● **The exercise**: Report how many lines in the records below contain the word "title". Give only the number.

BEGIN Extracted records

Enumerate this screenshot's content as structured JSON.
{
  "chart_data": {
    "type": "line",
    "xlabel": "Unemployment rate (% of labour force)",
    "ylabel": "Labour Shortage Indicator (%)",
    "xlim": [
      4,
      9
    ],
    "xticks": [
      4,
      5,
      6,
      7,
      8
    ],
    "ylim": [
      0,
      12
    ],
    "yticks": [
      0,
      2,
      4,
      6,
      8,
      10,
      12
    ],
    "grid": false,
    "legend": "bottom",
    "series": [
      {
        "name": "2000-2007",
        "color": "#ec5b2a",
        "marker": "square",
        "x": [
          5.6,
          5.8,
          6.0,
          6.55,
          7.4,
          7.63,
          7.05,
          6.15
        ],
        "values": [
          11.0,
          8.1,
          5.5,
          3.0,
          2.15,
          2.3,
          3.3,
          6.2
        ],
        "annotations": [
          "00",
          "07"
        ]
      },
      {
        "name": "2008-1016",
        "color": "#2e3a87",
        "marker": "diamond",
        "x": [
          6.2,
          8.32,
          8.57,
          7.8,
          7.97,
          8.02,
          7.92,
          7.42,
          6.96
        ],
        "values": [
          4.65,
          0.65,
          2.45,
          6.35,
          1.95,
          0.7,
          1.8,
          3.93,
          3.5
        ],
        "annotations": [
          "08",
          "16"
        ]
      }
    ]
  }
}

END Extracted records
BEGIN Extracted records

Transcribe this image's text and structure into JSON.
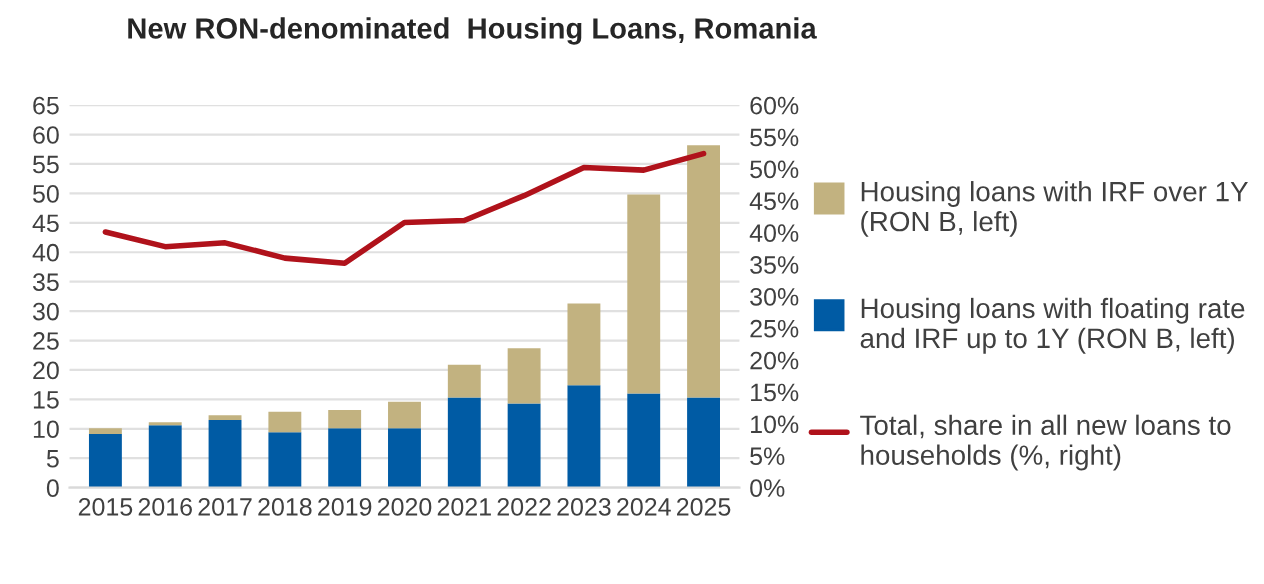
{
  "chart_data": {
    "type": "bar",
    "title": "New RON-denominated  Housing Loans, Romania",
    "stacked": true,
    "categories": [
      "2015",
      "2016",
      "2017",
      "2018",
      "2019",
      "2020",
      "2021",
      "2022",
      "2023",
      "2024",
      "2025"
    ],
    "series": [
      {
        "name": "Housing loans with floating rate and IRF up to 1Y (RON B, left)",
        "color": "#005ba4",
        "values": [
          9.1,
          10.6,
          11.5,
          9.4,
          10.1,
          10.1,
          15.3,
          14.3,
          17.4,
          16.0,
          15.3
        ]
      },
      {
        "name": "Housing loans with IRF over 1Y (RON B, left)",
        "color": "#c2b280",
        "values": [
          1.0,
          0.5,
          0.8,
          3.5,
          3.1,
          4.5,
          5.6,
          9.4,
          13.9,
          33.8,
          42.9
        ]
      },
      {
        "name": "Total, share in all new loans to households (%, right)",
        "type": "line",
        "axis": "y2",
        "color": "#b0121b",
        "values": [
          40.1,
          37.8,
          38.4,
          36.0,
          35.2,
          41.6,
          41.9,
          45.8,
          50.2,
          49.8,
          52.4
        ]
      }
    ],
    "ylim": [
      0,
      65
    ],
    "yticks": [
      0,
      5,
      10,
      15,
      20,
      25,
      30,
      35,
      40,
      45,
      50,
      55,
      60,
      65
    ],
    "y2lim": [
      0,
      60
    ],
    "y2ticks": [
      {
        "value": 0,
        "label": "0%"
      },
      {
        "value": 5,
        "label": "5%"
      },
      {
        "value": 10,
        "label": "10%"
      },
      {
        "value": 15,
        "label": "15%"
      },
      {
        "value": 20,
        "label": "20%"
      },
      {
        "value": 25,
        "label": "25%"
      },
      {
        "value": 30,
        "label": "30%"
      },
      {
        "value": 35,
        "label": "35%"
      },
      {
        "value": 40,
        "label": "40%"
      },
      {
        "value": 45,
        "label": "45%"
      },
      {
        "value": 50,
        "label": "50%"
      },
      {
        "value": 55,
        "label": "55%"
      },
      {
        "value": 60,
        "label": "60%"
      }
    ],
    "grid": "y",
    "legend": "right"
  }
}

END Extracted records
BEGIN Extracted records

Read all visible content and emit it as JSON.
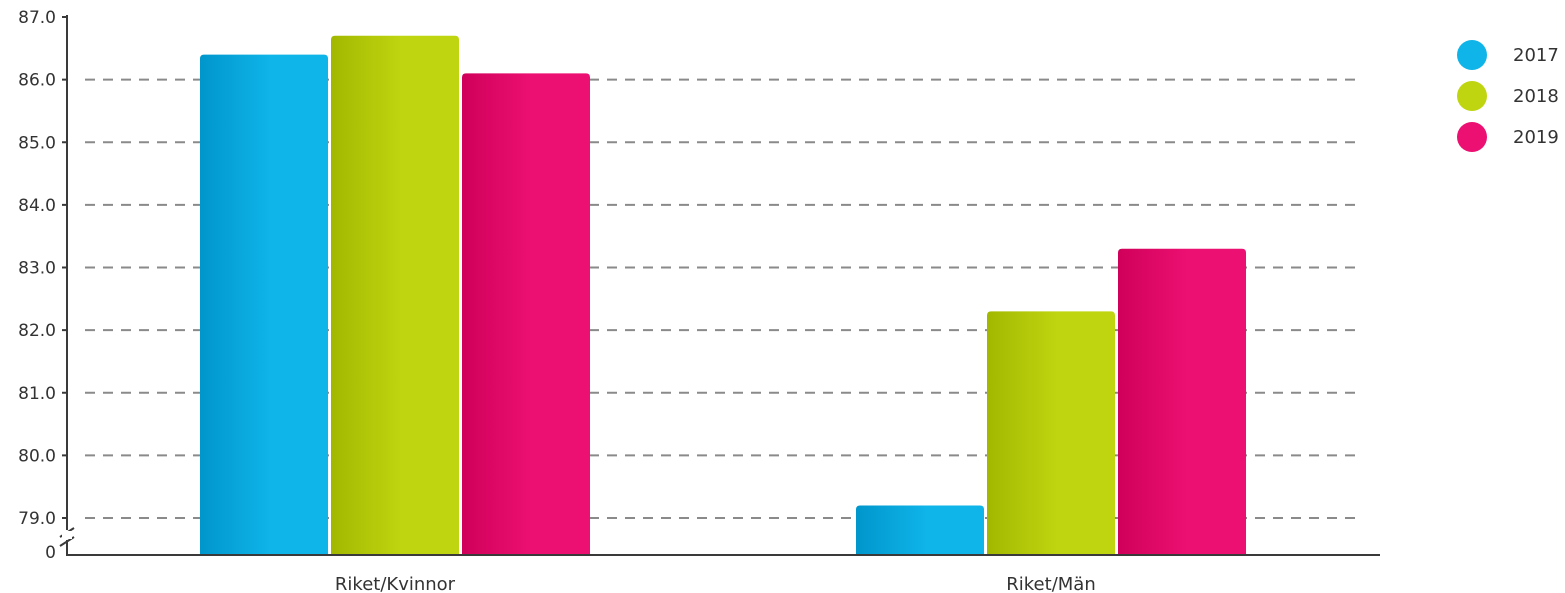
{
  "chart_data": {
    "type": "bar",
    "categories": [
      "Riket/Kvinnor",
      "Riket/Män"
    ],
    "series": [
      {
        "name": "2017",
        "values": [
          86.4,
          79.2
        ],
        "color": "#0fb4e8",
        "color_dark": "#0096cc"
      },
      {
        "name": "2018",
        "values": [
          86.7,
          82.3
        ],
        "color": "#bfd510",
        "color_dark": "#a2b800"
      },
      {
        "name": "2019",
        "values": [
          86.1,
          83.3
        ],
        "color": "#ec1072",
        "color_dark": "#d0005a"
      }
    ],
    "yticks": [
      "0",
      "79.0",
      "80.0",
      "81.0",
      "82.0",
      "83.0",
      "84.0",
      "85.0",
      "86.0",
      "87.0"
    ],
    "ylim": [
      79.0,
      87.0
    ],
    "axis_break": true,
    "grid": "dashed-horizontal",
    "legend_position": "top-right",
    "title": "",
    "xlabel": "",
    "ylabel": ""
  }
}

END Extracted records

● **Problem solution**: 2